*What the task requires*: Identify each line containing the word "అవసరమ" and copy it.

*Record extracts*:
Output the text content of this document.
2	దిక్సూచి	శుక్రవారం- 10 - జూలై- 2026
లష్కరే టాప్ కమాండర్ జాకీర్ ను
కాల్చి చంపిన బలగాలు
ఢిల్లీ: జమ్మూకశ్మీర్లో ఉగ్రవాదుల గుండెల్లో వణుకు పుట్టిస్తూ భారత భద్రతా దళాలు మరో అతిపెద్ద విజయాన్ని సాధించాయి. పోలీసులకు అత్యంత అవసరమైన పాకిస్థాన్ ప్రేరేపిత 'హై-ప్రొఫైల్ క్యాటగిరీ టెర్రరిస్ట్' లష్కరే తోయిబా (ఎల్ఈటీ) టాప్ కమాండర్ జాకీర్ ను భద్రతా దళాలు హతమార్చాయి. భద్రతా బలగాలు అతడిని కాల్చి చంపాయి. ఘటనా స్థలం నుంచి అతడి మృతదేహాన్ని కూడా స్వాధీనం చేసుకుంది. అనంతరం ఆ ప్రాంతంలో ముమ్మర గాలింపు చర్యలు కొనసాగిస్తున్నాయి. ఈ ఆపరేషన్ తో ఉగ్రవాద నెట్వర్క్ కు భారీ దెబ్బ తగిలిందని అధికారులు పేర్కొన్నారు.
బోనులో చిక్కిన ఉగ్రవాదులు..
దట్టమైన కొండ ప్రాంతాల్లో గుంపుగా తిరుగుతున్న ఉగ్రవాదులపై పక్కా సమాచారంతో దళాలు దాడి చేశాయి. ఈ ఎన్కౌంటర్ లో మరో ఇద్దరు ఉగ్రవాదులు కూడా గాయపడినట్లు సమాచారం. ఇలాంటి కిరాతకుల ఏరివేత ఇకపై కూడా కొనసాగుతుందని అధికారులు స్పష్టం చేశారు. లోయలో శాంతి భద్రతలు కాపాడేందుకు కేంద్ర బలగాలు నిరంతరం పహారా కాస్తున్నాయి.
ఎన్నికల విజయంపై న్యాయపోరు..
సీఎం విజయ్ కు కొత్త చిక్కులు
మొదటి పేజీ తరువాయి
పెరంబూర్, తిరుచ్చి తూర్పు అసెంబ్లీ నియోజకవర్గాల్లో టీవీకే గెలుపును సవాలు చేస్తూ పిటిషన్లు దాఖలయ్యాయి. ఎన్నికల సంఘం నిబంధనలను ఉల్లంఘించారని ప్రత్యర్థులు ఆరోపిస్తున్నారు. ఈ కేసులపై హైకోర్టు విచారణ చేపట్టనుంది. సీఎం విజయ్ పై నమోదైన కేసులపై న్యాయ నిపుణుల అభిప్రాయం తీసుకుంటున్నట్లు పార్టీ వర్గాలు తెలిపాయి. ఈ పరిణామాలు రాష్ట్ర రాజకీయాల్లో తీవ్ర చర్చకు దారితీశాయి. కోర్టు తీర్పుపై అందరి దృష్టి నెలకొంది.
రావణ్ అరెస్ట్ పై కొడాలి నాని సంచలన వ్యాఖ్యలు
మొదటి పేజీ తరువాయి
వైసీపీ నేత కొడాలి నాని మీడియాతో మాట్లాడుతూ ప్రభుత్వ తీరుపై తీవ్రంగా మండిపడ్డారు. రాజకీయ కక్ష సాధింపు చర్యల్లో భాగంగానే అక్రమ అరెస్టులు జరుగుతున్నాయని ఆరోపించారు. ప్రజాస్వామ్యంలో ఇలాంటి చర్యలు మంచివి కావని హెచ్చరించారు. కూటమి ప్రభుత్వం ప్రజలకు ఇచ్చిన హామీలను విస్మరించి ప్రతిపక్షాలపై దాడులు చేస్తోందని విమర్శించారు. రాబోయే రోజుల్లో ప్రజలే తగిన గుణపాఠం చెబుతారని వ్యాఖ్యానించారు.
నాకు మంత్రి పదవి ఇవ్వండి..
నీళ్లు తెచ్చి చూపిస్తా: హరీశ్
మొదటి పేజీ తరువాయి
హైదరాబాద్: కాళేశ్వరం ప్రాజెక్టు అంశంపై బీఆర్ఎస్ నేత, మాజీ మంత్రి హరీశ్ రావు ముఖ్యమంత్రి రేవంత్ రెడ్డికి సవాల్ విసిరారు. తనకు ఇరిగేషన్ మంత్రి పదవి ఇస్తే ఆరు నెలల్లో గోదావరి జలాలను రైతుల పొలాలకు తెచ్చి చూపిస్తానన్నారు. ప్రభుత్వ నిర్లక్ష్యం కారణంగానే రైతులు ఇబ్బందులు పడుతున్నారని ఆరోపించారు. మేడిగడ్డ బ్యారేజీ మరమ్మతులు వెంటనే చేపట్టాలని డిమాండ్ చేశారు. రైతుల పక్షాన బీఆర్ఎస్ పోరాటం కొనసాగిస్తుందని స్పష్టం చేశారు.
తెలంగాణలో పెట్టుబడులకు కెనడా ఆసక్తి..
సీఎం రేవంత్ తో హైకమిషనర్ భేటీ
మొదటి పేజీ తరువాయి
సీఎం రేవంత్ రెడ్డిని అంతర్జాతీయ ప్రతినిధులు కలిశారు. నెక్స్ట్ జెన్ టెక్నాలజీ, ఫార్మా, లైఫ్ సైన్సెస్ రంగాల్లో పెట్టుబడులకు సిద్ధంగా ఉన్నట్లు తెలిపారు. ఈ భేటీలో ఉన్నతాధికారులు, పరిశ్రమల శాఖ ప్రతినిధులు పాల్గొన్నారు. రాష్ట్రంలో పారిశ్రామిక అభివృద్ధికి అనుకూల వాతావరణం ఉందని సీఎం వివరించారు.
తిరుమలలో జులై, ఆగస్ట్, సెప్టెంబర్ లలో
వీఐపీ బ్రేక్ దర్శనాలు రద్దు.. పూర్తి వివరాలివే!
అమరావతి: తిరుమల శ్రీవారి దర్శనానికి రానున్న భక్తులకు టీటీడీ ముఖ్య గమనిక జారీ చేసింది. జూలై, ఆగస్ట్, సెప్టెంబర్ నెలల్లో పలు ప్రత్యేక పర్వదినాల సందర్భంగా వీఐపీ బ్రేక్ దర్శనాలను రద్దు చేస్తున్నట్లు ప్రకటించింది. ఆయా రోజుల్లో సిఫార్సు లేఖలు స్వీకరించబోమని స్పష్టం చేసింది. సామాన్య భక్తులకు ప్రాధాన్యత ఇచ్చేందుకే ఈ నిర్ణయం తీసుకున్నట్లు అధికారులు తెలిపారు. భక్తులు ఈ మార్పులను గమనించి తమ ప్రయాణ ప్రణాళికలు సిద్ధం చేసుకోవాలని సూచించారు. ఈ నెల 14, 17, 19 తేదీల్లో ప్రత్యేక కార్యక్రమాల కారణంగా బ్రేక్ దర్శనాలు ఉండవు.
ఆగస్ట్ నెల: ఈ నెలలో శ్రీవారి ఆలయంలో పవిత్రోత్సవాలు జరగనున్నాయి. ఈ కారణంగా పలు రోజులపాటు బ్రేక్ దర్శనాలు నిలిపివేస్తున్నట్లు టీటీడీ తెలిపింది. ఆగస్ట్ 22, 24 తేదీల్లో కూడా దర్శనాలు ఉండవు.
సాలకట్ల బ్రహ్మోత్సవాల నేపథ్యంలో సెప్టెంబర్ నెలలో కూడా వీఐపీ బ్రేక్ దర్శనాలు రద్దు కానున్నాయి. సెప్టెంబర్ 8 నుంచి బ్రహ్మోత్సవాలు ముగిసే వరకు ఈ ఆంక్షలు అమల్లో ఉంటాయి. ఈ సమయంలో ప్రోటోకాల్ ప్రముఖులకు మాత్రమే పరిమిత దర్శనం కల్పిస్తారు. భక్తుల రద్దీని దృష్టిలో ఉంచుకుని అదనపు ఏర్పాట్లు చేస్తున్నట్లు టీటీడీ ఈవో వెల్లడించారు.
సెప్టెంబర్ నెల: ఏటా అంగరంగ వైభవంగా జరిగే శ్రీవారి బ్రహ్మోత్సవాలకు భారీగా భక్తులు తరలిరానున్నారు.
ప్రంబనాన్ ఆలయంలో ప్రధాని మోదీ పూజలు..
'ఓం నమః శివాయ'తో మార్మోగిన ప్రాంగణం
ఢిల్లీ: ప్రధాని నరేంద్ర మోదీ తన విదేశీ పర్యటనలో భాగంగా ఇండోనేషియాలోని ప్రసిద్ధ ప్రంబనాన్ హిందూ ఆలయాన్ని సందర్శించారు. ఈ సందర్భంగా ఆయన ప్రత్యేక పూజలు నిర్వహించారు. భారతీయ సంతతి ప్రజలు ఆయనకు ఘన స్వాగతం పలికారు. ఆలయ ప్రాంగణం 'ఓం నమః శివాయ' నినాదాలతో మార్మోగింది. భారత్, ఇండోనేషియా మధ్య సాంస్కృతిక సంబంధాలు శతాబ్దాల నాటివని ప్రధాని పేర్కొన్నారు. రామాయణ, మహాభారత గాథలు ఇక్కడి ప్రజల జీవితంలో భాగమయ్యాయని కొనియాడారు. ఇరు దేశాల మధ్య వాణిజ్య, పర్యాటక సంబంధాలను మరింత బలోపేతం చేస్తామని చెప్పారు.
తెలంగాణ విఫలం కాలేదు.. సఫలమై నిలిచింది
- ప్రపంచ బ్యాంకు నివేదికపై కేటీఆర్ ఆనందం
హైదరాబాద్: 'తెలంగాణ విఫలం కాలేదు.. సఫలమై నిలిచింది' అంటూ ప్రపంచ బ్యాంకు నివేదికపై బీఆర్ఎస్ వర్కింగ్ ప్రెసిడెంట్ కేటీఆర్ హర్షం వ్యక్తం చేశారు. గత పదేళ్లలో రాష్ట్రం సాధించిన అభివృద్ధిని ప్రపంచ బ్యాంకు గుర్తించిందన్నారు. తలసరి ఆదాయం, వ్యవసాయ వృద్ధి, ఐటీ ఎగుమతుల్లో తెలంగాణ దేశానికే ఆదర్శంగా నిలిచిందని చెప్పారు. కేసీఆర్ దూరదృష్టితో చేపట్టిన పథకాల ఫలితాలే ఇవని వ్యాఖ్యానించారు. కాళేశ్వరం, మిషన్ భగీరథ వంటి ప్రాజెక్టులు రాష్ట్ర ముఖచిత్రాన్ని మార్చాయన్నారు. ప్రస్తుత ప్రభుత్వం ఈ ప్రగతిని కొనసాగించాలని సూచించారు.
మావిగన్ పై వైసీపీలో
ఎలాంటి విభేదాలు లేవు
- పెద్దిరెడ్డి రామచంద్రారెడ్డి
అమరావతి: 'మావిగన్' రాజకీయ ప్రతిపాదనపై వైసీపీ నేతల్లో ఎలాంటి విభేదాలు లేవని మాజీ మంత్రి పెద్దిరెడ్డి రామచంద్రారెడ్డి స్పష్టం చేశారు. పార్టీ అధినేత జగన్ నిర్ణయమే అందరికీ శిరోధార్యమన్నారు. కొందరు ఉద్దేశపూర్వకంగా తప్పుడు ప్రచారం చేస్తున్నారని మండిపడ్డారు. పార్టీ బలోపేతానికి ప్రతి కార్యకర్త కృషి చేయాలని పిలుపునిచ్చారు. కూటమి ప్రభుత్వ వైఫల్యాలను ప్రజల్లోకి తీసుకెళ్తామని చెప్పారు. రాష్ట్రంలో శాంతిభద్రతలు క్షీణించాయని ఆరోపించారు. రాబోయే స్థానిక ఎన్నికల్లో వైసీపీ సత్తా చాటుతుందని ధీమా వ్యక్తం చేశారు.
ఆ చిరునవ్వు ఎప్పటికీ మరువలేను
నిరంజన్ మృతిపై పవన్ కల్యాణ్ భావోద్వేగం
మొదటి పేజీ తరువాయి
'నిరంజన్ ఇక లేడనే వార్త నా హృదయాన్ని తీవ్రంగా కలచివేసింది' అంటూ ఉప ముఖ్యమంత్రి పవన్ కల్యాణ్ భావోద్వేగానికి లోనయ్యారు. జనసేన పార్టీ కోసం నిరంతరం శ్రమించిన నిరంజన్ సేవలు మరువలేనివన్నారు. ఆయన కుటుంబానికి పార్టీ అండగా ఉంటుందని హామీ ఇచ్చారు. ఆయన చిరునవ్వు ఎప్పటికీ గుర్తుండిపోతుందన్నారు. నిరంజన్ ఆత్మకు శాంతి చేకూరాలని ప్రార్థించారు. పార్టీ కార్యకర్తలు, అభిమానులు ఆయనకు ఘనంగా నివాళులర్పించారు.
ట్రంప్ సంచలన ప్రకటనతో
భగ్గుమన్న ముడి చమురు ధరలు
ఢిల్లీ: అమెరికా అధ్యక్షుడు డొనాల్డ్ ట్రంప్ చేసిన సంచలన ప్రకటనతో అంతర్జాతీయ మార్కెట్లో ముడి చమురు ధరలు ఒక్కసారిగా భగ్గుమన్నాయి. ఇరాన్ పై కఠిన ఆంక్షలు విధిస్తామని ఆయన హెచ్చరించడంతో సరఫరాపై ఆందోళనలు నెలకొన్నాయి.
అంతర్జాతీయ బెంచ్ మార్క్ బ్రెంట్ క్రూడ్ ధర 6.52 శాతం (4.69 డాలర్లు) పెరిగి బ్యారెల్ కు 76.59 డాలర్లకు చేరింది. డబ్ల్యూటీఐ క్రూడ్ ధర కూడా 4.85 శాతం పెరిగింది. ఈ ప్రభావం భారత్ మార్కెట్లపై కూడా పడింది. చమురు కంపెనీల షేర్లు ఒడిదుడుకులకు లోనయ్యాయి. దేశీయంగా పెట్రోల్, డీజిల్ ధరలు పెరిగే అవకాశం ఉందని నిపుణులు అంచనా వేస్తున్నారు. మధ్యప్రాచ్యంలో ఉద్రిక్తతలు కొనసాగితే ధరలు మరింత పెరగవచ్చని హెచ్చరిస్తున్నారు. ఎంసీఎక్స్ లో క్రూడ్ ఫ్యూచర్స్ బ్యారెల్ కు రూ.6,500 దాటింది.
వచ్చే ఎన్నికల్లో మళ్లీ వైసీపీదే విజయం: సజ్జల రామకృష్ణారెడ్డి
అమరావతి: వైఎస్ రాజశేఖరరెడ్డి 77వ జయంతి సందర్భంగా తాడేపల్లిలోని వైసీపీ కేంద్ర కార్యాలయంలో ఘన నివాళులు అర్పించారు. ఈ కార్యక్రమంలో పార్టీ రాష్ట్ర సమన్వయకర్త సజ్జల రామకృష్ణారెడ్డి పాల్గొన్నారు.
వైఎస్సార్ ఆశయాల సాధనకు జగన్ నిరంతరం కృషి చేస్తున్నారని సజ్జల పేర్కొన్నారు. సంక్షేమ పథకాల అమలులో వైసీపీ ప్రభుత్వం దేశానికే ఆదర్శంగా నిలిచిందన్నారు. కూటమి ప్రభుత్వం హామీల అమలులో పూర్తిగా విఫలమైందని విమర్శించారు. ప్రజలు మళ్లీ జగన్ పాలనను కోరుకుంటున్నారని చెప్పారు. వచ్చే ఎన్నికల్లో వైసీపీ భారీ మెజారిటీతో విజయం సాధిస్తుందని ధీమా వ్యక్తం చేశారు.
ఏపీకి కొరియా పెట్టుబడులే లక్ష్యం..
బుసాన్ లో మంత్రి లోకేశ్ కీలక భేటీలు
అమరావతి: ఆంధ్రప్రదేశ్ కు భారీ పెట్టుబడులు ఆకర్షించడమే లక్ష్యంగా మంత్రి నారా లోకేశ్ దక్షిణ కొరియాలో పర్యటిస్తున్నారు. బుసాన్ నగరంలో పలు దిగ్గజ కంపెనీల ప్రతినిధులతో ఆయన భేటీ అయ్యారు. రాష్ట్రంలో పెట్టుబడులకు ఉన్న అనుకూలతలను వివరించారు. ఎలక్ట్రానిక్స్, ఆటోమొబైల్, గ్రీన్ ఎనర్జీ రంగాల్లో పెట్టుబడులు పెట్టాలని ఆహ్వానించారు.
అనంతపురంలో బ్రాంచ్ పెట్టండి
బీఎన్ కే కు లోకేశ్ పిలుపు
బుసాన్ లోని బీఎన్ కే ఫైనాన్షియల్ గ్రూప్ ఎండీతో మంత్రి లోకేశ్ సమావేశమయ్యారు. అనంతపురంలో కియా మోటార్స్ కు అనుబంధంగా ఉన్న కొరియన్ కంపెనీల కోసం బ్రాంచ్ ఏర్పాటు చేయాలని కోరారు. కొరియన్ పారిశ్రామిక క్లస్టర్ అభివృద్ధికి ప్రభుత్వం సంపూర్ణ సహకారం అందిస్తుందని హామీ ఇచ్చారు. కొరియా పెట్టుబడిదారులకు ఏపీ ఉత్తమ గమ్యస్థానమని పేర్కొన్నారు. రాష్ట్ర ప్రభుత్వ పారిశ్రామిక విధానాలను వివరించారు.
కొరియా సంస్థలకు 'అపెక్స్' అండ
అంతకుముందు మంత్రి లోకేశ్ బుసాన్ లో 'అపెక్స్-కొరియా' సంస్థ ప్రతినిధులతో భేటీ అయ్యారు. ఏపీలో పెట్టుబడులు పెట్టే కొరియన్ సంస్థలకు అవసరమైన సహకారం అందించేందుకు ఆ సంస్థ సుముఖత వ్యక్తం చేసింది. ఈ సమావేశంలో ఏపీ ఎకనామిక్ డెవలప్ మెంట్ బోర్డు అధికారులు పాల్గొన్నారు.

*Solution to this problem*:
ఢిల్లీ: జమ్మూకశ్మీర్లో ఉగ్రవాదుల గుండెల్లో వణుకు పుట్టిస్తూ భారత భద్రతా దళాలు మరో అతిపెద్ద విజయాన్ని సాధించాయి. పోలీసులకు అత్యంత అవసరమైన పాకిస్థాన్ ప్రేరేపిత 'హై-ప్రొఫైల్ క్యాటగిరీ టెర్రరిస్ట్' లష్కరే తోయిబా (ఎల్ఈటీ) టాప్ కమాండర్ జాకీర్ ను భద్రతా దళాలు హతమార్చాయి. భద్రతా బలగాలు అతడిని కాల్చి చంపాయి. ఘటనా స్థలం నుంచి అతడి మృతదేహాన్ని కూడా స్వాధీనం చేసుకుంది. అనంతరం ఆ ప్రాంతంలో ముమ్మర గాలింపు చర్యలు కొనసాగిస్తున్నాయి. ఈ ఆపరేషన్ తో ఉగ్రవాద నెట్వర్క్ కు భారీ దెబ్బ తగిలిందని అధికారులు పేర్కొన్నారు.
అంతకుముందు మంత్రి లోకేశ్ బుసాన్ లో 'అపెక్స్-కొరియా' సంస్థ ప్రతినిధులతో భేటీ అయ్యారు. ఏపీలో పెట్టుబడులు పెట్టే కొరియన్ సంస్థలకు అవసరమైన సహకారం అందించేందుకు ఆ సంస్థ సుముఖత వ్యక్తం చేసింది. ఈ సమావేశంలో ఏపీ ఎకనామిక్ డెవలప్ మెంట్ బోర్డు అధికారులు పాల్గొన్నారు.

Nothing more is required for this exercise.